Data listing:
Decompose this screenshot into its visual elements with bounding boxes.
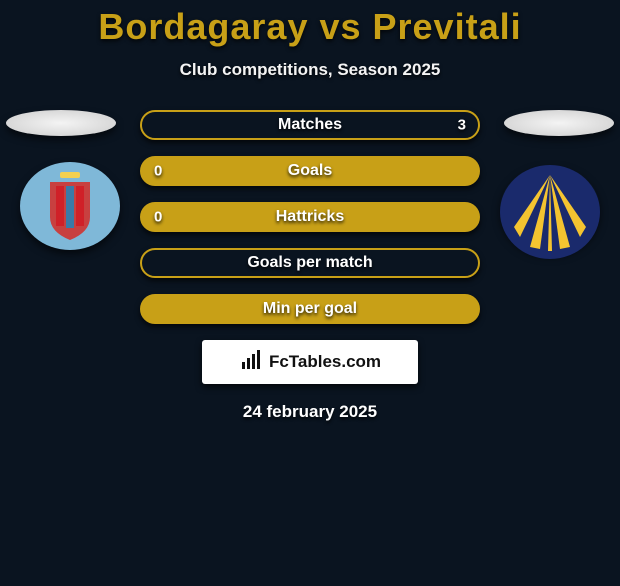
stat-right-value: 3	[458, 117, 466, 134]
stats-table: Matches 3 0 Goals 0 Hattricks Goals per …	[140, 110, 480, 324]
stat-row-matches: Matches 3	[140, 110, 480, 140]
stat-left-value: 0	[154, 209, 162, 226]
stat-row-goals-per-match: Goals per match	[140, 248, 480, 278]
site-logo-text: FcTables.com	[269, 352, 381, 372]
stat-row-hattricks: 0 Hattricks	[140, 202, 480, 232]
club-badge-left	[20, 162, 120, 250]
stat-label: Matches	[278, 116, 342, 134]
club-badge-right	[500, 165, 600, 253]
date-label: 24 february 2025	[0, 402, 620, 422]
site-logo[interactable]: FcTables.com	[202, 340, 418, 384]
stat-row-goals: 0 Goals	[140, 156, 480, 186]
stat-left-value: 0	[154, 163, 162, 180]
stat-label: Min per goal	[263, 300, 357, 318]
stat-label: Goals per match	[247, 254, 372, 272]
chart-icon	[239, 348, 263, 377]
page-title: Bordagaray vs Previtali	[0, 6, 620, 48]
stat-label: Goals	[288, 162, 332, 180]
stat-label: Hattricks	[276, 208, 344, 226]
player-photo-right	[504, 110, 614, 136]
subtitle: Club competitions, Season 2025	[0, 60, 620, 80]
stat-row-min-per-goal: Min per goal	[140, 294, 480, 324]
player-photo-left	[6, 110, 116, 136]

## Task directions
Return every line of the records that contains the string "right", treating uppercase and lowercase as different.

## Solution for this problem
stat-right-value: 3	[458, 117, 466, 134]
club-badge-right	[500, 165, 600, 253]
player-photo-right	[504, 110, 614, 136]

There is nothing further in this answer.